**Rows from a figure dataset:**
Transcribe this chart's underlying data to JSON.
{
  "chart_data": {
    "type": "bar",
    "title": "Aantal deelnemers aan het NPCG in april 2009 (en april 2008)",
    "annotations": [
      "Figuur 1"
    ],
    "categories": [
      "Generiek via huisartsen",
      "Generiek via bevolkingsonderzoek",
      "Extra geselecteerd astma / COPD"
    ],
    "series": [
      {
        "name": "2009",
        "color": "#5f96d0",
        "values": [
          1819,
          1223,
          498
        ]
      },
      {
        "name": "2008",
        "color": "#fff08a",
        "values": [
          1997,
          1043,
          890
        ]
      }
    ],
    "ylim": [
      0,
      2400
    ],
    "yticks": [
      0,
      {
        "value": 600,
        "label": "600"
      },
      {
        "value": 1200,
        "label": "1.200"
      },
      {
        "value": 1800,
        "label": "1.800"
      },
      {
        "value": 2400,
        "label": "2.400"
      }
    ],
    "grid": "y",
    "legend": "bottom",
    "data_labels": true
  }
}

...

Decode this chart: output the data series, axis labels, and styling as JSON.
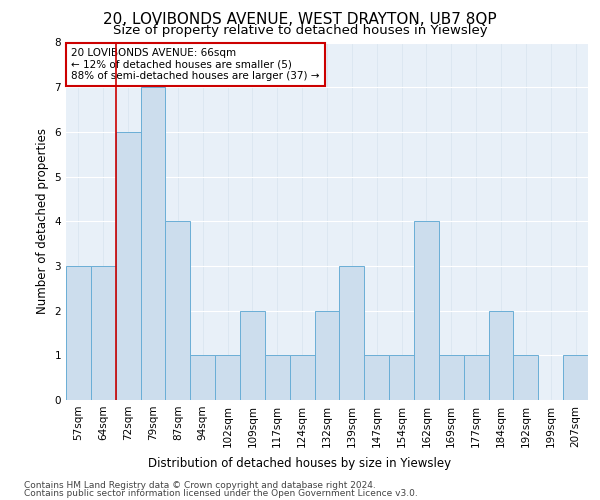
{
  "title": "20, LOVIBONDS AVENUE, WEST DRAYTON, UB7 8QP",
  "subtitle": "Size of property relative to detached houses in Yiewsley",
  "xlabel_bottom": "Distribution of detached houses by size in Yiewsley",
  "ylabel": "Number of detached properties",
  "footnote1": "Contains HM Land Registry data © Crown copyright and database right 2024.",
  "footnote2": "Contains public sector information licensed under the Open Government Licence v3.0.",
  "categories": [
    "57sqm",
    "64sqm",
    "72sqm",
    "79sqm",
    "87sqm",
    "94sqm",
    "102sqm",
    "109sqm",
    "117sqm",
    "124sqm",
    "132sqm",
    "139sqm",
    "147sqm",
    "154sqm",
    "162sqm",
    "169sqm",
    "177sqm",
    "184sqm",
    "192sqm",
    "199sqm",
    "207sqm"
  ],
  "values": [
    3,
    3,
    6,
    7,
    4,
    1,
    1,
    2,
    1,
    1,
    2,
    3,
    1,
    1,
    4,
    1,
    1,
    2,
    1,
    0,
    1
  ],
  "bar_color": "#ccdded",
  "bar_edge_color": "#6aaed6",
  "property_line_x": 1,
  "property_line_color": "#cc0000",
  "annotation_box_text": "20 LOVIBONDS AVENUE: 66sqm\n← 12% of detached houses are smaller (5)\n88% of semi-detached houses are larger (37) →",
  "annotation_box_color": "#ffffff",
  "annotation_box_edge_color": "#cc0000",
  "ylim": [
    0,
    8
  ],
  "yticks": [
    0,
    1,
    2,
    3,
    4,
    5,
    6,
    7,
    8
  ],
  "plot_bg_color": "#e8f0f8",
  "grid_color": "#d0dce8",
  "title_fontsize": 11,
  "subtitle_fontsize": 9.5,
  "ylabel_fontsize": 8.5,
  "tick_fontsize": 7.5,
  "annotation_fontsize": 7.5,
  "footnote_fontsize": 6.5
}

**PROBLEM TO SOLVE:** Select, from the listing, all lines that include the word "LOVIBONDS".

**THE SOLUTION:**
  "title": "20, LOVIBONDS AVENUE, WEST DRAYTON, UB7 8QP",
  "annotation_box_text": "20 LOVIBONDS AVENUE: 66sqm\n← 12% of detached houses are smaller (5)\n88% of semi-detached houses are larger (37) →",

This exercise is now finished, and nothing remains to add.